= EXERCISE =
Locate and copy all lines bearing the word "JSON".

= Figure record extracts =
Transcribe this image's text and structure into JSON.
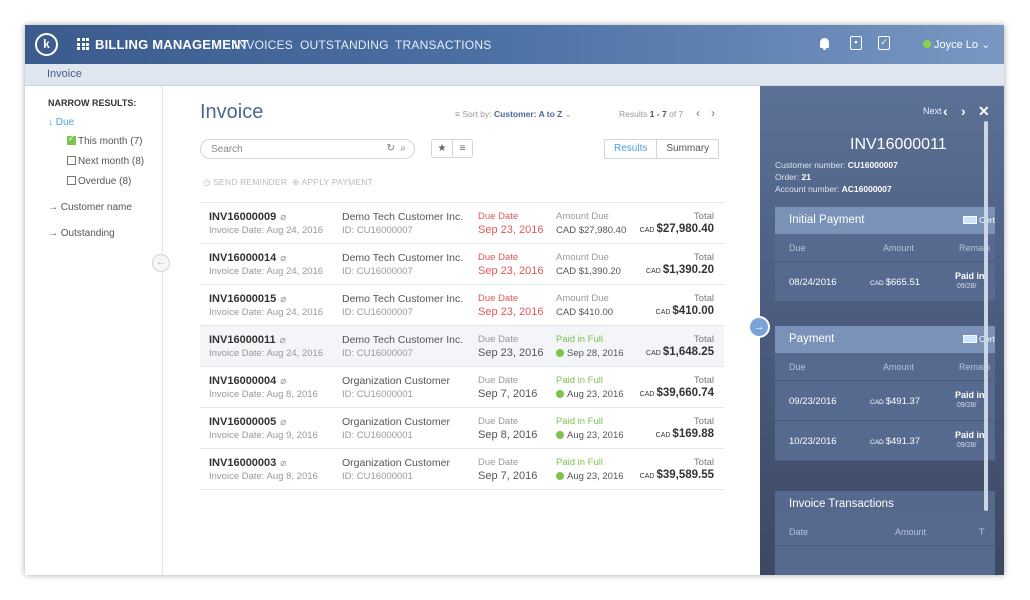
{
  "topbar": {
    "logo": "k",
    "app_title": "BILLING MANAGEMENT",
    "nav": [
      "INVOICES",
      "OUTSTANDING",
      "TRANSACTIONS"
    ],
    "user": "Joyce Lo",
    "user_caret": "⌄"
  },
  "breadcrumb": "Invoice",
  "filters": {
    "title": "NARROW RESULTS:",
    "due": "Due",
    "options": [
      "This month (7)",
      "Next month (8)",
      "Overdue (8)"
    ],
    "links": [
      "Customer name",
      "Outstanding"
    ]
  },
  "main": {
    "title": "Invoice",
    "sort_label": "Sort by:",
    "sort_value": "Customer: A to Z",
    "results_label": "Results",
    "results_range": "1 - 7",
    "results_total": "of 7",
    "search_placeholder": "Search",
    "results_tab": "Results",
    "summary_tab": "Summary",
    "send_reminder": "SEND REMINDER",
    "apply_payment": "APPLY PAYMENT"
  },
  "invoices": [
    {
      "id": "INV16000009",
      "invoice_date": "Invoice Date: Aug 24, 2016",
      "customer": "Demo Tech Customer Inc.",
      "customer_id": "ID: CU16000007",
      "due_label": "Due Date",
      "due_date": "Sep 23, 2016",
      "amount_label": "Amount Due",
      "amount": "CAD $27,980.40",
      "total_label": "Total",
      "total_currency": "CAD",
      "total": "$27,980.40",
      "status": "overdue"
    },
    {
      "id": "INV16000014",
      "invoice_date": "Invoice Date: Aug 24, 2016",
      "customer": "Demo Tech Customer Inc.",
      "customer_id": "ID: CU16000007",
      "due_label": "Due Date",
      "due_date": "Sep 23, 2016",
      "amount_label": "Amount Due",
      "amount": "CAD $1,390.20",
      "total_label": "Total",
      "total_currency": "CAD",
      "total": "$1,390.20",
      "status": "overdue"
    },
    {
      "id": "INV16000015",
      "invoice_date": "Invoice Date: Aug 24, 2016",
      "customer": "Demo Tech Customer Inc.",
      "customer_id": "ID: CU16000007",
      "due_label": "Due Date",
      "due_date": "Sep 23, 2016",
      "amount_label": "Amount Due",
      "amount": "CAD $410.00",
      "total_label": "Total",
      "total_currency": "CAD",
      "total": "$410.00",
      "status": "overdue"
    },
    {
      "id": "INV16000011",
      "invoice_date": "Invoice Date: Aug 24, 2016",
      "customer": "Demo Tech Customer Inc.",
      "customer_id": "ID: CU16000007",
      "due_label": "Due Date",
      "due_date": "Sep 23, 2016",
      "amount_label": "Paid in Full",
      "amount": "Sep 28, 2016",
      "total_label": "Total",
      "total_currency": "CAD",
      "total": "$1,648.25",
      "status": "paid"
    },
    {
      "id": "INV16000004",
      "invoice_date": "Invoice Date: Aug 8, 2016",
      "customer": "Organization Customer",
      "customer_id": "ID: CU16000001",
      "due_label": "Due Date",
      "due_date": "Sep 7, 2016",
      "amount_label": "Paid in Full",
      "amount": "Aug 23, 2016",
      "total_label": "Total",
      "total_currency": "CAD",
      "total": "$39,660.74",
      "status": "paid"
    },
    {
      "id": "INV16000005",
      "invoice_date": "Invoice Date: Aug 9, 2016",
      "customer": "Organization Customer",
      "customer_id": "ID: CU16000001",
      "due_label": "Due Date",
      "due_date": "Sep 8, 2016",
      "amount_label": "Paid in Full",
      "amount": "Aug 23, 2016",
      "total_label": "Total",
      "total_currency": "CAD",
      "total": "$169.88",
      "status": "paid"
    },
    {
      "id": "INV16000003",
      "invoice_date": "Invoice Date: Aug 8, 2016",
      "customer": "Organization Customer",
      "customer_id": "ID: CU16000001",
      "due_label": "Due Date",
      "due_date": "Sep 7, 2016",
      "amount_label": "Paid in Full",
      "amount": "Aug 23, 2016",
      "total_label": "Total",
      "total_currency": "CAD",
      "total": "$39,589.55",
      "status": "paid"
    }
  ],
  "detail": {
    "next_label": "Next",
    "invoice_id": "INV16000011",
    "customer_number_label": "Customer number:",
    "customer_number": "CU16000007",
    "order_label": "Order:",
    "order": "21",
    "account_number_label": "Account number:",
    "account_number": "AC16000007",
    "initial_payment": {
      "title": "Initial Payment",
      "cert": "Cert",
      "cols": [
        "Due",
        "Amount",
        "Remain"
      ],
      "rows": [
        {
          "date": "08/24/2016",
          "currency": "CAD",
          "amount": "$665.51",
          "remain": "Paid in",
          "remain_date": "09/28/"
        }
      ]
    },
    "payment": {
      "title": "Payment",
      "cert": "Cert",
      "cols": [
        "Due",
        "Amount",
        "Remain"
      ],
      "rows": [
        {
          "date": "09/23/2016",
          "currency": "CAD",
          "amount": "$491.37",
          "remain": "Paid in",
          "remain_date": "09/28/"
        },
        {
          "date": "10/23/2016",
          "currency": "CAD",
          "amount": "$491.37",
          "remain": "Paid in",
          "remain_date": "09/28/"
        }
      ]
    },
    "transactions": {
      "title": "Invoice Transactions",
      "cols": [
        "Date",
        "Amount",
        "T"
      ]
    }
  },
  "icons": {
    "grid": "grid-icon",
    "bell": "bell-icon",
    "calendar": "calendar-icon",
    "clipboard": "clipboard-icon",
    "attachment": "paperclip-icon",
    "refresh": "refresh-icon",
    "search": "search-icon",
    "star": "star-icon",
    "list": "list-icon"
  },
  "colors": {
    "topbar": "#3c5b8d",
    "accent": "#4f9ee0",
    "overdue": "#e25858",
    "paid": "#7dc34d",
    "panel": "#4d5f82"
  }
}
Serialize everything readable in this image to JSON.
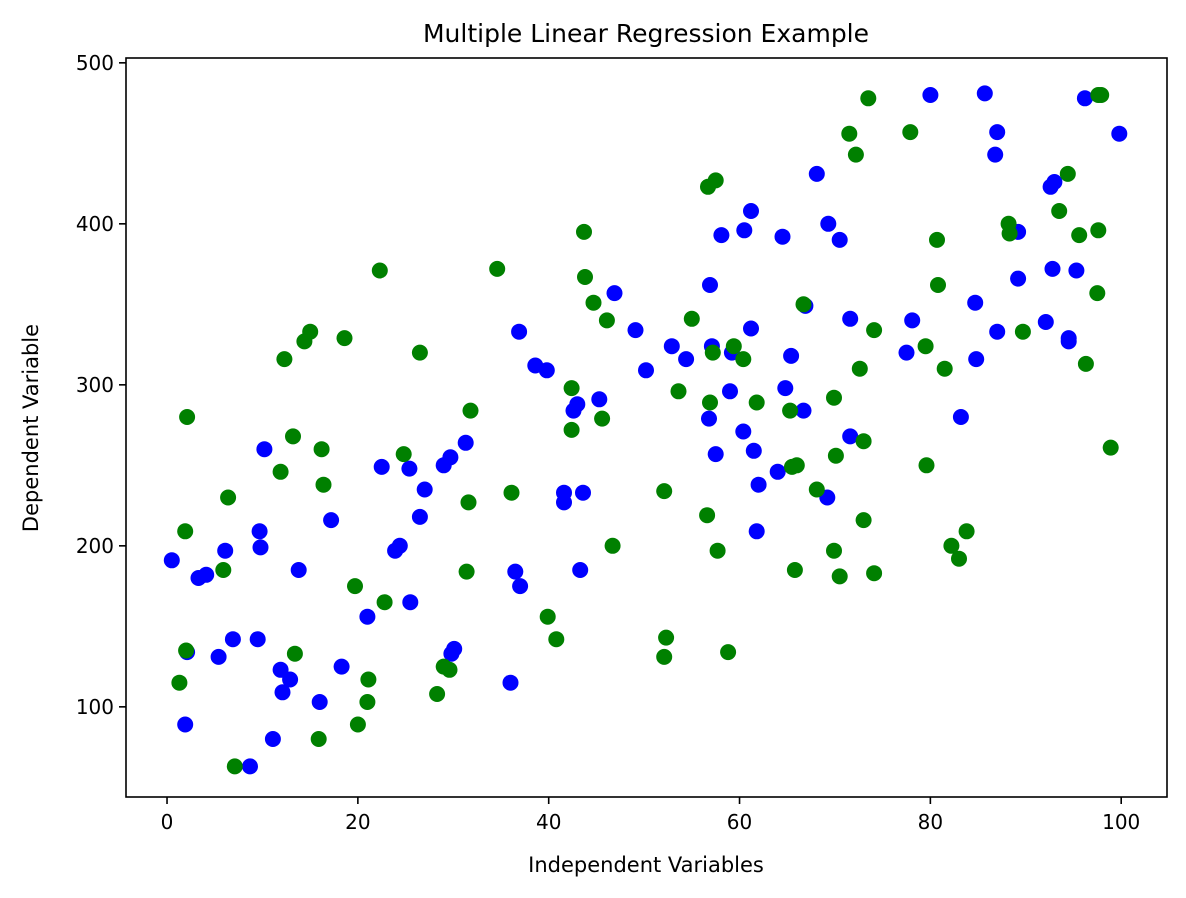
{
  "chart_data": {
    "type": "scatter",
    "title": "Multiple Linear Regression Example",
    "xlabel": "Independent Variables",
    "ylabel": "Dependent Variable",
    "xlim": [
      -4.3,
      104.8
    ],
    "ylim": [
      44,
      503
    ],
    "xticks": [
      0,
      20,
      40,
      60,
      80,
      100
    ],
    "yticks": [
      100,
      200,
      300,
      400,
      500
    ],
    "grid": false,
    "legend": "none",
    "series": [
      {
        "color": "#0000ff",
        "points": [
          [
            0.5,
            191
          ],
          [
            1.9,
            89
          ],
          [
            2.1,
            134
          ],
          [
            3.3,
            180
          ],
          [
            4.1,
            182
          ],
          [
            5.4,
            131
          ],
          [
            6.1,
            197
          ],
          [
            6.9,
            142
          ],
          [
            8.7,
            63
          ],
          [
            9.5,
            142
          ],
          [
            9.7,
            209
          ],
          [
            9.8,
            199
          ],
          [
            10.2,
            260
          ],
          [
            11.1,
            80
          ],
          [
            11.9,
            123
          ],
          [
            12.1,
            109
          ],
          [
            12.9,
            117
          ],
          [
            13.8,
            185
          ],
          [
            16.0,
            103
          ],
          [
            17.2,
            216
          ],
          [
            18.3,
            125
          ],
          [
            21.0,
            156
          ],
          [
            22.5,
            249
          ],
          [
            23.9,
            197
          ],
          [
            24.4,
            200
          ],
          [
            25.4,
            248
          ],
          [
            25.5,
            165
          ],
          [
            26.5,
            218
          ],
          [
            27.0,
            235
          ],
          [
            29.0,
            250
          ],
          [
            29.7,
            255
          ],
          [
            29.8,
            133
          ],
          [
            30.1,
            136
          ],
          [
            31.3,
            264
          ],
          [
            36.0,
            115
          ],
          [
            36.5,
            184
          ],
          [
            36.9,
            333
          ],
          [
            37.0,
            175
          ],
          [
            38.6,
            312
          ],
          [
            39.8,
            309
          ],
          [
            41.6,
            227
          ],
          [
            41.6,
            233
          ],
          [
            42.6,
            284
          ],
          [
            43.0,
            288
          ],
          [
            43.3,
            185
          ],
          [
            43.6,
            233
          ],
          [
            45.3,
            291
          ],
          [
            46.9,
            357
          ],
          [
            49.1,
            334
          ],
          [
            50.2,
            309
          ],
          [
            52.9,
            324
          ],
          [
            54.4,
            316
          ],
          [
            56.8,
            279
          ],
          [
            56.9,
            362
          ],
          [
            57.1,
            324
          ],
          [
            57.5,
            257
          ],
          [
            58.1,
            393
          ],
          [
            59.0,
            296
          ],
          [
            59.2,
            320
          ],
          [
            60.4,
            271
          ],
          [
            60.5,
            396
          ],
          [
            61.2,
            335
          ],
          [
            61.2,
            408
          ],
          [
            61.5,
            259
          ],
          [
            61.8,
            209
          ],
          [
            62.0,
            238
          ],
          [
            64.0,
            246
          ],
          [
            64.5,
            392
          ],
          [
            64.8,
            298
          ],
          [
            65.4,
            318
          ],
          [
            66.7,
            284
          ],
          [
            66.9,
            349
          ],
          [
            68.1,
            431
          ],
          [
            69.2,
            230
          ],
          [
            69.3,
            400
          ],
          [
            70.5,
            390
          ],
          [
            71.6,
            268
          ],
          [
            71.6,
            341
          ],
          [
            77.5,
            320
          ],
          [
            78.1,
            340
          ],
          [
            80.0,
            480
          ],
          [
            83.2,
            280
          ],
          [
            84.7,
            351
          ],
          [
            84.8,
            316
          ],
          [
            85.7,
            481
          ],
          [
            86.8,
            443
          ],
          [
            87.0,
            333
          ],
          [
            87.0,
            457
          ],
          [
            89.2,
            395
          ],
          [
            89.2,
            366
          ],
          [
            92.1,
            339
          ],
          [
            92.6,
            423
          ],
          [
            92.8,
            372
          ],
          [
            93.0,
            426
          ],
          [
            94.5,
            329
          ],
          [
            94.5,
            327
          ],
          [
            95.3,
            371
          ],
          [
            96.2,
            478
          ],
          [
            99.8,
            456
          ]
        ]
      },
      {
        "color": "#008000",
        "points": [
          [
            1.3,
            115
          ],
          [
            1.9,
            209
          ],
          [
            2.0,
            135
          ],
          [
            2.1,
            280
          ],
          [
            5.9,
            185
          ],
          [
            6.4,
            230
          ],
          [
            7.1,
            63
          ],
          [
            11.9,
            246
          ],
          [
            12.3,
            316
          ],
          [
            13.2,
            268
          ],
          [
            13.4,
            133
          ],
          [
            14.4,
            327
          ],
          [
            15.0,
            333
          ],
          [
            15.9,
            80
          ],
          [
            16.2,
            260
          ],
          [
            16.4,
            238
          ],
          [
            18.6,
            329
          ],
          [
            19.7,
            175
          ],
          [
            20.0,
            89
          ],
          [
            21.0,
            103
          ],
          [
            21.1,
            117
          ],
          [
            22.3,
            371
          ],
          [
            22.8,
            165
          ],
          [
            24.8,
            257
          ],
          [
            26.5,
            320
          ],
          [
            28.3,
            108
          ],
          [
            29.0,
            125
          ],
          [
            29.6,
            123
          ],
          [
            31.4,
            184
          ],
          [
            31.6,
            227
          ],
          [
            31.8,
            284
          ],
          [
            34.6,
            372
          ],
          [
            36.1,
            233
          ],
          [
            39.9,
            156
          ],
          [
            40.8,
            142
          ],
          [
            42.4,
            298
          ],
          [
            42.4,
            272
          ],
          [
            43.7,
            395
          ],
          [
            43.8,
            367
          ],
          [
            44.7,
            351
          ],
          [
            45.6,
            279
          ],
          [
            46.1,
            340
          ],
          [
            46.7,
            200
          ],
          [
            52.1,
            131
          ],
          [
            52.1,
            234
          ],
          [
            52.3,
            143
          ],
          [
            53.6,
            296
          ],
          [
            55.0,
            341
          ],
          [
            56.6,
            219
          ],
          [
            56.7,
            423
          ],
          [
            56.9,
            289
          ],
          [
            57.2,
            320
          ],
          [
            57.5,
            427
          ],
          [
            57.7,
            197
          ],
          [
            58.8,
            134
          ],
          [
            59.4,
            324
          ],
          [
            60.4,
            316
          ],
          [
            61.8,
            289
          ],
          [
            65.3,
            284
          ],
          [
            65.5,
            249
          ],
          [
            65.8,
            185
          ],
          [
            66.0,
            250
          ],
          [
            66.7,
            350
          ],
          [
            68.1,
            235
          ],
          [
            69.9,
            292
          ],
          [
            69.9,
            197
          ],
          [
            70.1,
            256
          ],
          [
            70.5,
            181
          ],
          [
            71.5,
            456
          ],
          [
            72.2,
            443
          ],
          [
            72.6,
            310
          ],
          [
            73.0,
            265
          ],
          [
            73.0,
            216
          ],
          [
            73.5,
            478
          ],
          [
            74.1,
            183
          ],
          [
            74.1,
            334
          ],
          [
            77.9,
            457
          ],
          [
            79.5,
            324
          ],
          [
            79.6,
            250
          ],
          [
            80.7,
            390
          ],
          [
            80.8,
            362
          ],
          [
            81.5,
            310
          ],
          [
            82.2,
            200
          ],
          [
            83.0,
            192
          ],
          [
            83.8,
            209
          ],
          [
            88.2,
            400
          ],
          [
            88.3,
            394
          ],
          [
            89.7,
            333
          ],
          [
            93.5,
            408
          ],
          [
            94.4,
            431
          ],
          [
            95.6,
            393
          ],
          [
            96.3,
            313
          ],
          [
            97.5,
            357
          ],
          [
            97.6,
            396
          ],
          [
            97.6,
            480
          ],
          [
            97.9,
            480
          ],
          [
            98.9,
            261
          ]
        ]
      }
    ]
  }
}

= SOLUTION BELOW =
Transcribe this image's text and structure into JSON.
Serialize everything readable in this image to JSON.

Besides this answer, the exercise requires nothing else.